LISTED RECORDS start
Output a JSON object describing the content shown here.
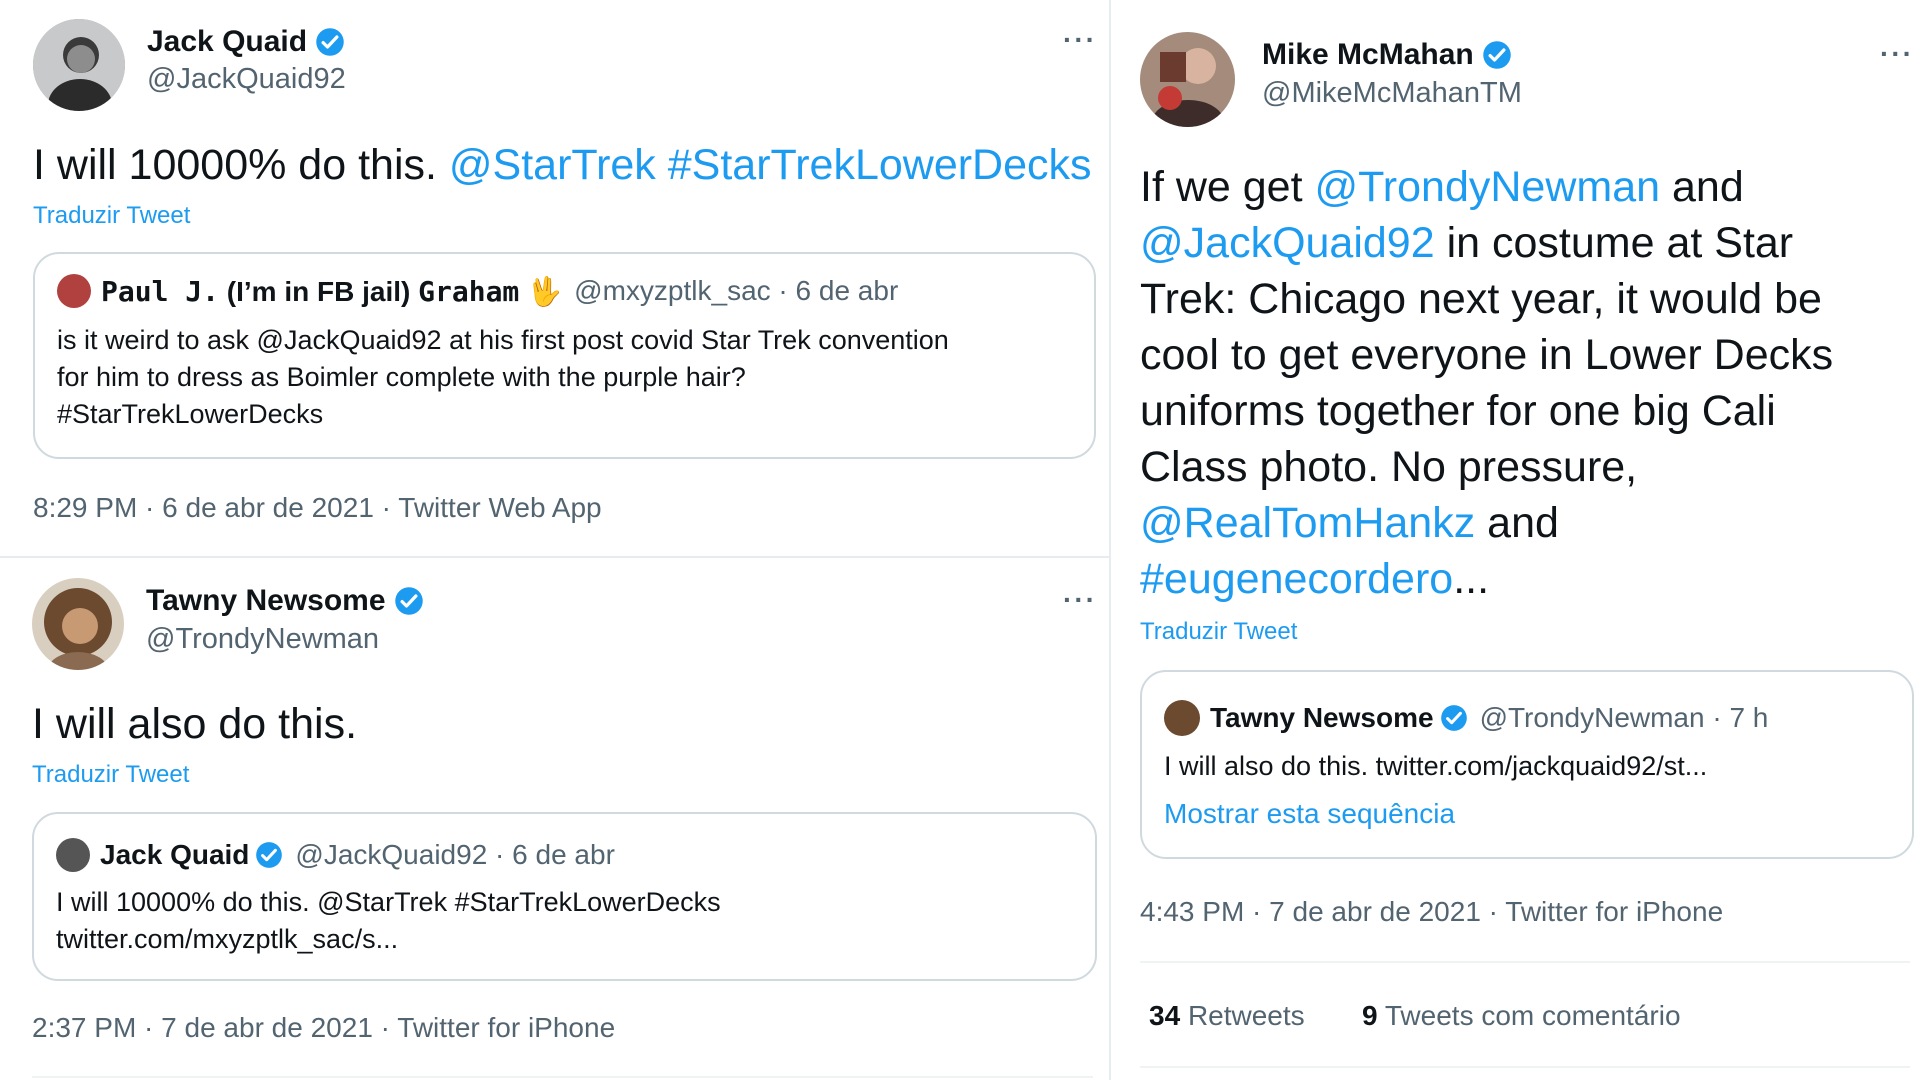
{
  "colors": {
    "link": "#1d9bf0",
    "secondary": "#536471",
    "border": "#cfd9de",
    "verified": "#1d9bf0"
  },
  "tweet1": {
    "author_name": "Jack Quaid",
    "author_handle": "@JackQuaid92",
    "text_plain": "I will 10000% do this. ",
    "text_link1": "@StarTrek",
    "text_link2": "#StarTrekLowerDecks",
    "translate": "Traduzir Tweet",
    "quote": {
      "name_mono1": "Paul J.",
      "name_mid": " (I’m in FB jail) ",
      "name_mono2": "Graham",
      "emoji": "🖖",
      "meta": "@mxyzptlk_sac · 6 de abr",
      "line1": "is it weird to ask @JackQuaid92 at his  first post covid  Star Trek convention",
      "line2": "for him to dress as Boimler complete with the purple hair?",
      "line3": "#StarTrekLowerDecks"
    },
    "meta": "8:29 PM · 6 de abr de 2021 · Twitter Web App"
  },
  "tweet2": {
    "author_name": "Tawny Newsome",
    "author_handle": "@TrondyNewman",
    "text": "I will also do this.",
    "translate": "Traduzir Tweet",
    "quote": {
      "name": "Jack Quaid",
      "meta": "@JackQuaid92 · 6 de abr",
      "line1": "I will 10000% do this. @StarTrek #StarTrekLowerDecks",
      "line2": "twitter.com/mxyzptlk_sac/s..."
    },
    "meta": "2:37 PM · 7 de abr de 2021 · Twitter for iPhone"
  },
  "tweet3": {
    "author_name": "Mike McMahan",
    "author_handle": "@MikeMcMahanTM",
    "text": {
      "a": "If we get ",
      "link1": "@TrondyNewman",
      "b": " and",
      "link2": "@JackQuaid92",
      "c": " in costume at Star",
      "line3": "Trek: Chicago next year, it would be",
      "line4": "cool to get everyone in Lower Decks",
      "line5": "uniforms together for one big Cali",
      "line6": "Class photo. No pressure,",
      "link3": "@RealTomHankz",
      "d": " and",
      "link4": "#eugenecordero",
      "e": "..."
    },
    "translate": "Traduzir Tweet",
    "quote": {
      "name": "Tawny Newsome",
      "meta": "@TrondyNewman · 7 h",
      "line1": "I will also do this. twitter.com/jackquaid92/st...",
      "show_thread": "Mostrar esta sequência"
    },
    "meta": "4:43 PM · 7 de abr de 2021 · Twitter for iPhone",
    "stats": {
      "retweets_count": "34",
      "retweets_label": "Retweets",
      "quotes_count": "9",
      "quotes_label": "Tweets com comentário"
    }
  },
  "more_label": "···"
}
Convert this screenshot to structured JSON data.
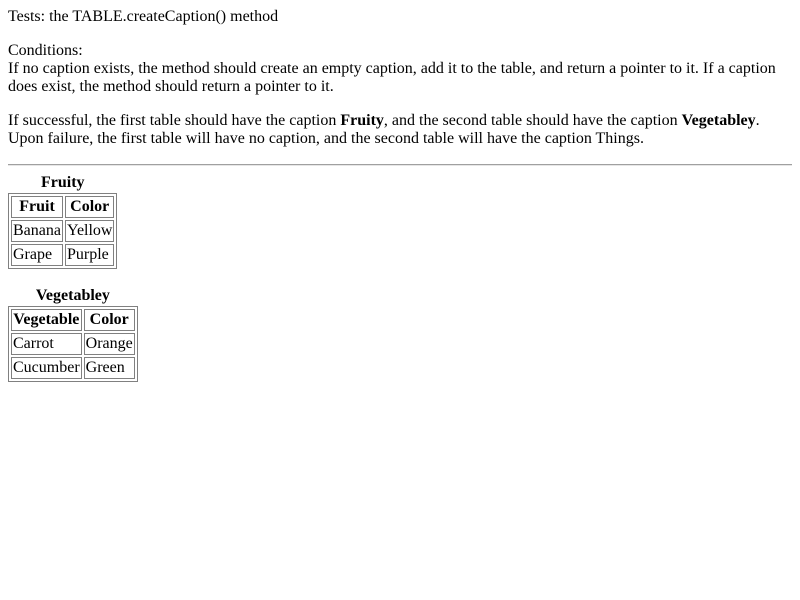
{
  "heading": "Tests: the TABLE.createCaption() method",
  "conditions": {
    "label": "Conditions:",
    "text": "If no caption exists, the method should create an empty caption, add it to the table, and return a pointer to it. If a caption does exist, the method should return a pointer to it."
  },
  "expectation": {
    "prefix": "If successful, the first table should have the caption ",
    "first_caption": "Fruity",
    "middle": ", and the second table should have the caption ",
    "second_caption": "Vegetabley",
    "suffix": ". Upon failure, the first table will have no caption, and the second table will have the caption Things."
  },
  "table1": {
    "caption": "Fruity",
    "headers": [
      "Fruit",
      "Color"
    ],
    "rows": [
      [
        "Banana",
        "Yellow"
      ],
      [
        "Grape",
        "Purple"
      ]
    ]
  },
  "table2": {
    "caption": "Vegetabley",
    "headers": [
      "Vegetable",
      "Color"
    ],
    "rows": [
      [
        "Carrot",
        "Orange"
      ],
      [
        "Cucumber",
        "Green"
      ]
    ]
  }
}
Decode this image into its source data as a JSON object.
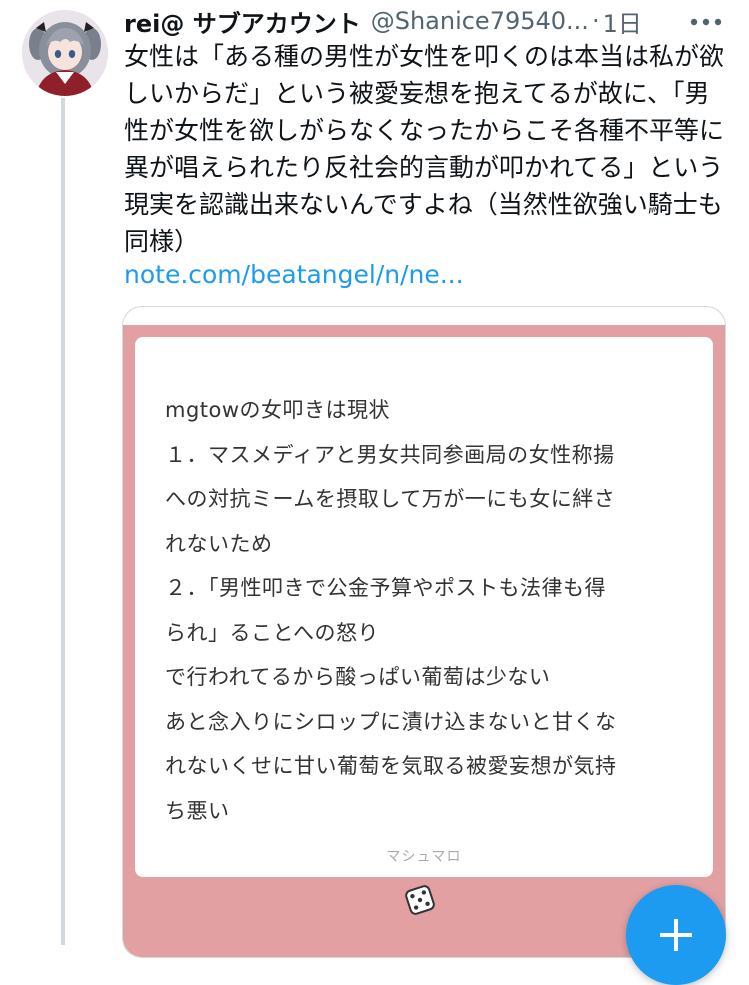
{
  "tweet": {
    "display_name": "rei@ サブアカウント",
    "handle": "@Shanice79540...",
    "time": "1日",
    "time_separator": "·",
    "text": "女性は「ある種の男性が女性を叩くのは本当は私が欲しいからだ」という被愛妄想を抱えてるが故に、「男性が女性を欲しがらなくなったからこそ各種不平等に異が唱えられたり反社会的言動が叩かれてる」という現実を認識出来ないんですよね（当然性欲強い騎士も同様）",
    "link": "note.com/beatangel/n/ne..."
  },
  "card": {
    "lines": [
      "mgtowの女叩きは現状",
      "１．マスメディアと男女共同参画局の女性称揚",
      "への対抗ミームを摂取して万が一にも女に絆さ",
      "れないため",
      "２．「男性叩きで公金予算やポストも法律も得",
      "られ」ることへの怒り",
      "で行われてるから酸っぱい葡萄は少ない",
      "あと念入りにシロップに漬け込まないと甘くな",
      "れないくせに甘い葡萄を気取る被愛妄想が気持",
      "ち悪い"
    ],
    "source": "マシュマロ",
    "accent_color": "#e3a0a3"
  },
  "icons": {
    "more": "more-options-icon",
    "avatar": "avatar",
    "card_logo": "dice-icon",
    "compose": "plus-icon"
  },
  "colors": {
    "link": "#1d9bf0",
    "secondary_text": "#536471",
    "thread_line": "#cfd9de"
  }
}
LISTED RECORDS end
— PROBLEM DESCRIPTION —
Give the material again exactly as it is, but keep the pictures out.

— SOLUTION FOR THIS TASK —
Output a JSON object describing the content shown here.
{
  "colors": {
    "link": "#1d9bf0",
    "secondary": "#536471",
    "border": "#cfd9de",
    "verified": "#1d9bf0"
  },
  "tweet1": {
    "author_name": "Jack Quaid",
    "author_handle": "@JackQuaid92",
    "text_plain": "I will 10000% do this. ",
    "text_link1": "@StarTrek",
    "text_link2": "#StarTrekLowerDecks",
    "translate": "Traduzir Tweet",
    "quote": {
      "name_mono1": "Paul J.",
      "name_mid": " (I’m in FB jail) ",
      "name_mono2": "Graham",
      "emoji": "🖖",
      "meta": "@mxyzptlk_sac · 6 de abr",
      "line1": "is it weird to ask @JackQuaid92 at his  first post covid  Star Trek convention",
      "line2": "for him to dress as Boimler complete with the purple hair?",
      "line3": "#StarTrekLowerDecks"
    },
    "meta": "8:29 PM · 6 de abr de 2021 · Twitter Web App"
  },
  "tweet2": {
    "author_name": "Tawny Newsome",
    "author_handle": "@TrondyNewman",
    "text": "I will also do this.",
    "translate": "Traduzir Tweet",
    "quote": {
      "name": "Jack Quaid",
      "meta": "@JackQuaid92 · 6 de abr",
      "line1": "I will 10000% do this. @StarTrek #StarTrekLowerDecks",
      "line2": "twitter.com/mxyzptlk_sac/s..."
    },
    "meta": "2:37 PM · 7 de abr de 2021 · Twitter for iPhone"
  },
  "tweet3": {
    "author_name": "Mike McMahan",
    "author_handle": "@MikeMcMahanTM",
    "text": {
      "a": "If we get ",
      "link1": "@TrondyNewman",
      "b": " and",
      "link2": "@JackQuaid92",
      "c": " in costume at Star",
      "line3": "Trek: Chicago next year, it would be",
      "line4": "cool to get everyone in Lower Decks",
      "line5": "uniforms together for one big Cali",
      "line6": "Class photo. No pressure,",
      "link3": "@RealTomHankz",
      "d": " and",
      "link4": "#eugenecordero",
      "e": "..."
    },
    "translate": "Traduzir Tweet",
    "quote": {
      "name": "Tawny Newsome",
      "meta": "@TrondyNewman · 7 h",
      "line1": "I will also do this. twitter.com/jackquaid92/st...",
      "show_thread": "Mostrar esta sequência"
    },
    "meta": "4:43 PM · 7 de abr de 2021 · Twitter for iPhone",
    "stats": {
      "retweets_count": "34",
      "retweets_label": "Retweets",
      "quotes_count": "9",
      "quotes_label": "Tweets com comentário"
    }
  },
  "more_label": "···"
}
Convert this screenshot to structured JSON data.
{
  "heading": "Tests: the TABLE.createCaption() method",
  "conditions": {
    "label": "Conditions:",
    "text": "If no caption exists, the method should create an empty caption, add it to the table, and return a pointer to it. If a caption does exist, the method should return a pointer to it."
  },
  "expectation": {
    "prefix": "If successful, the first table should have the caption ",
    "first_caption": "Fruity",
    "middle": ", and the second table should have the caption ",
    "second_caption": "Vegetabley",
    "suffix": ". Upon failure, the first table will have no caption, and the second table will have the caption Things."
  },
  "table1": {
    "caption": "Fruity",
    "headers": [
      "Fruit",
      "Color"
    ],
    "rows": [
      [
        "Banana",
        "Yellow"
      ],
      [
        "Grape",
        "Purple"
      ]
    ]
  },
  "table2": {
    "caption": "Vegetabley",
    "headers": [
      "Vegetable",
      "Color"
    ],
    "rows": [
      [
        "Carrot",
        "Orange"
      ],
      [
        "Cucumber",
        "Green"
      ]
    ]
  }
}
Decode this image into its source data as a JSON object.
{
  "tweet": {
    "display_name": "rei@ サブアカウント",
    "handle": "@Shanice79540...",
    "time": "1日",
    "time_separator": "·",
    "text": "女性は「ある種の男性が女性を叩くのは本当は私が欲しいからだ」という被愛妄想を抱えてるが故に、「男性が女性を欲しがらなくなったからこそ各種不平等に異が唱えられたり反社会的言動が叩かれてる」という現実を認識出来ないんですよね（当然性欲強い騎士も同様）",
    "link": "note.com/beatangel/n/ne..."
  },
  "card": {
    "lines": [
      "mgtowの女叩きは現状",
      "１．マスメディアと男女共同参画局の女性称揚",
      "への対抗ミームを摂取して万が一にも女に絆さ",
      "れないため",
      "２．「男性叩きで公金予算やポストも法律も得",
      "られ」ることへの怒り",
      "で行われてるから酸っぱい葡萄は少ない",
      "あと念入りにシロップに漬け込まないと甘くな",
      "れないくせに甘い葡萄を気取る被愛妄想が気持",
      "ち悪い"
    ],
    "source": "マシュマロ",
    "accent_color": "#e3a0a3"
  },
  "icons": {
    "more": "more-options-icon",
    "avatar": "avatar",
    "card_logo": "dice-icon",
    "compose": "plus-icon"
  },
  "colors": {
    "link": "#1d9bf0",
    "secondary_text": "#536471",
    "thread_line": "#cfd9de"
  }
}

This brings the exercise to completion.